──────── SOURCE DATA
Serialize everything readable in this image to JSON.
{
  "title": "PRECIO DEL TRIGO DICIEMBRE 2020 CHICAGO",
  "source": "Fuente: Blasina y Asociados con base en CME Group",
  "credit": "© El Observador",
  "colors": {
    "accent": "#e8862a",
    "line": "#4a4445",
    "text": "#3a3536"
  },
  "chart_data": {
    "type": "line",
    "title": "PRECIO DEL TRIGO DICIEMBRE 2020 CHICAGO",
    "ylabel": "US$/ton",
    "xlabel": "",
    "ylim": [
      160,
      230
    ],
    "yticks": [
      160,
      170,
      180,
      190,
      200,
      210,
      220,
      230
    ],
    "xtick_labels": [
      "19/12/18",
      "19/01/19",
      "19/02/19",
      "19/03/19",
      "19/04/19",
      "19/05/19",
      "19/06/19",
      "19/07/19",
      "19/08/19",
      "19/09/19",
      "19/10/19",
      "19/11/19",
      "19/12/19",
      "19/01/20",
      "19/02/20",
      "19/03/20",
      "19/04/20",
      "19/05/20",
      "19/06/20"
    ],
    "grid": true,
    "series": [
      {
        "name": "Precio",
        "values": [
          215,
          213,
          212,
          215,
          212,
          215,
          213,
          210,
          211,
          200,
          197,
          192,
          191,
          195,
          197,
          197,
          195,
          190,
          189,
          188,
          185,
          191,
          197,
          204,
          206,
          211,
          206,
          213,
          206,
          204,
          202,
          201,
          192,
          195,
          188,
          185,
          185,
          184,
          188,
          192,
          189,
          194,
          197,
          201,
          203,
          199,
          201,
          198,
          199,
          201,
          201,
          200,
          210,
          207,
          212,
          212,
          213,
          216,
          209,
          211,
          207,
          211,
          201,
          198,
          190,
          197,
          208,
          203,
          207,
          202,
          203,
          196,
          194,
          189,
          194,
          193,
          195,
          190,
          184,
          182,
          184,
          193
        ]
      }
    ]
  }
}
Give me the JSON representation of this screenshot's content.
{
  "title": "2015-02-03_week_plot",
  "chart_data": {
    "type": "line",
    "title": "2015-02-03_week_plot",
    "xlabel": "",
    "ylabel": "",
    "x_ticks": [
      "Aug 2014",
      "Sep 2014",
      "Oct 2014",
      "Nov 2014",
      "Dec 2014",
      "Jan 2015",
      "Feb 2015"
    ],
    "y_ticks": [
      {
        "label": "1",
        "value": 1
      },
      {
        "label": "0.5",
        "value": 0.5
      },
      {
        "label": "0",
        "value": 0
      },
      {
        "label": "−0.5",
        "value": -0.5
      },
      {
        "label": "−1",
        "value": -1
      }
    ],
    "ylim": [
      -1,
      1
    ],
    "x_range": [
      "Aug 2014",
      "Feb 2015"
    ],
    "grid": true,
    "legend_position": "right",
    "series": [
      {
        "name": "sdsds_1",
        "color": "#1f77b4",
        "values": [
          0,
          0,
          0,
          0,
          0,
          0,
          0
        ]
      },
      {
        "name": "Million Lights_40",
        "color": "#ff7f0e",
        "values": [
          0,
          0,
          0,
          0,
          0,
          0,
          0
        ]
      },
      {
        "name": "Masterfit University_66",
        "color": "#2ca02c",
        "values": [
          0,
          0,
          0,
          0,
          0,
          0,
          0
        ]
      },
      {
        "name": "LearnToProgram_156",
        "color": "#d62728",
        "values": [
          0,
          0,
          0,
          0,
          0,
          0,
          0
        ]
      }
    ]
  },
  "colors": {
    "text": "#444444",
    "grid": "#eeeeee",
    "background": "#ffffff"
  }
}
────────────────
Copy all of the data exactly.

Serialize everything readable in this image to JSON.
{
  "title": "PRECIO DEL TRIGO DICIEMBRE 2020 CHICAGO",
  "source": "Fuente: Blasina y Asociados con base en CME Group",
  "credit": "© El Observador",
  "colors": {
    "accent": "#e8862a",
    "line": "#4a4445",
    "text": "#3a3536"
  },
  "chart_data": {
    "type": "line",
    "title": "PRECIO DEL TRIGO DICIEMBRE 2020 CHICAGO",
    "ylabel": "US$/ton",
    "xlabel": "",
    "ylim": [
      160,
      230
    ],
    "yticks": [
      160,
      170,
      180,
      190,
      200,
      210,
      220,
      230
    ],
    "xtick_labels": [
      "19/12/18",
      "19/01/19",
      "19/02/19",
      "19/03/19",
      "19/04/19",
      "19/05/19",
      "19/06/19",
      "19/07/19",
      "19/08/19",
      "19/09/19",
      "19/10/19",
      "19/11/19",
      "19/12/19",
      "19/01/20",
      "19/02/20",
      "19/03/20",
      "19/04/20",
      "19/05/20",
      "19/06/20"
    ],
    "grid": true,
    "series": [
      {
        "name": "Precio",
        "values": [
          215,
          213,
          212,
          215,
          212,
          215,
          213,
          210,
          211,
          200,
          197,
          192,
          191,
          195,
          197,
          197,
          195,
          190,
          189,
          188,
          185,
          191,
          197,
          204,
          206,
          211,
          206,
          213,
          206,
          204,
          202,
          201,
          192,
          195,
          188,
          185,
          185,
          184,
          188,
          192,
          189,
          194,
          197,
          201,
          203,
          199,
          201,
          198,
          199,
          201,
          201,
          200,
          210,
          207,
          212,
          212,
          213,
          216,
          209,
          211,
          207,
          211,
          201,
          198,
          190,
          197,
          208,
          203,
          207,
          202,
          203,
          196,
          194,
          189,
          194,
          193,
          195,
          190,
          184,
          182,
          184,
          193
        ]
      }
    ]
  }
}
Give me the JSON representation of this screenshot's content.
{
  "title": "2015-02-03_week_plot",
  "chart_data": {
    "type": "line",
    "title": "2015-02-03_week_plot",
    "xlabel": "",
    "ylabel": "",
    "x_ticks": [
      "Aug 2014",
      "Sep 2014",
      "Oct 2014",
      "Nov 2014",
      "Dec 2014",
      "Jan 2015",
      "Feb 2015"
    ],
    "y_ticks": [
      {
        "label": "1",
        "value": 1
      },
      {
        "label": "0.5",
        "value": 0.5
      },
      {
        "label": "0",
        "value": 0
      },
      {
        "label": "−0.5",
        "value": -0.5
      },
      {
        "label": "−1",
        "value": -1
      }
    ],
    "ylim": [
      -1,
      1
    ],
    "x_range": [
      "Aug 2014",
      "Feb 2015"
    ],
    "grid": true,
    "legend_position": "right",
    "series": [
      {
        "name": "sdsds_1",
        "color": "#1f77b4",
        "values": [
          0,
          0,
          0,
          0,
          0,
          0,
          0
        ]
      },
      {
        "name": "Million Lights_40",
        "color": "#ff7f0e",
        "values": [
          0,
          0,
          0,
          0,
          0,
          0,
          0
        ]
      },
      {
        "name": "Masterfit University_66",
        "color": "#2ca02c",
        "values": [
          0,
          0,
          0,
          0,
          0,
          0,
          0
        ]
      },
      {
        "name": "LearnToProgram_156",
        "color": "#d62728",
        "values": [
          0,
          0,
          0,
          0,
          0,
          0,
          0
        ]
      }
    ]
  },
  "colors": {
    "text": "#444444",
    "grid": "#eeeeee",
    "background": "#ffffff"
  }
}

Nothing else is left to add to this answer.